**DATA LINES:**
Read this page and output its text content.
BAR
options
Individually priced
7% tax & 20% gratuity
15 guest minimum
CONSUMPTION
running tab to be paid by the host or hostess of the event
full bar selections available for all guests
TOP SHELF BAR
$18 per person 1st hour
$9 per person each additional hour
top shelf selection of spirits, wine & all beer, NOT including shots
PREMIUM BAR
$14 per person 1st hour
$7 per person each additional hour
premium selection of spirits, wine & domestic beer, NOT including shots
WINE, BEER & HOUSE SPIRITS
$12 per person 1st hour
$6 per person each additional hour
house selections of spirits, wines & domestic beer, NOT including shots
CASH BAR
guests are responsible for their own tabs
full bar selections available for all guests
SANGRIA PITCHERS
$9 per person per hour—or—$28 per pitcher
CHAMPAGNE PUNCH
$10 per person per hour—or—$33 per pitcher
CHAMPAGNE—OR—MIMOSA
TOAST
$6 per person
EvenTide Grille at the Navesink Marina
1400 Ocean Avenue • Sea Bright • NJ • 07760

**WORK TO BE COMPLETED:** From the records above, extract every line exactly as it stands.

**WRITTEN ANSWER:**
Read this page and output its text content.
BAR
options
Individually priced
7% tax & 20% gratuity
15 guest minimum
CONSUMPTION
running tab to be paid by the host or hostess of the event
full bar selections available for all guests
TOP SHELF BAR
$18 per person 1st hour
$9 per person each additional hour
top shelf selection of spirits, wine & all beer, NOT including shots
PREMIUM BAR
$14 per person 1st hour
$7 per person each additional hour
premium selection of spirits, wine & domestic beer, NOT including shots
WINE, BEER & HOUSE SPIRITS
$12 per person 1st hour
$6 per person each additional hour
house selections of spirits, wines & domestic beer, NOT including shots
CASH BAR
guests are responsible for their own tabs
full bar selections available for all guests
SANGRIA PITCHERS
$9 per person per hour—or—$28 per pitcher
CHAMPAGNE PUNCH
$10 per person per hour—or—$33 per pitcher
CHAMPAGNE—OR—MIMOSA
TOAST
$6 per person
EvenTide Grille at the Navesink Marina
1400 Ocean Avenue • Sea Bright • NJ • 07760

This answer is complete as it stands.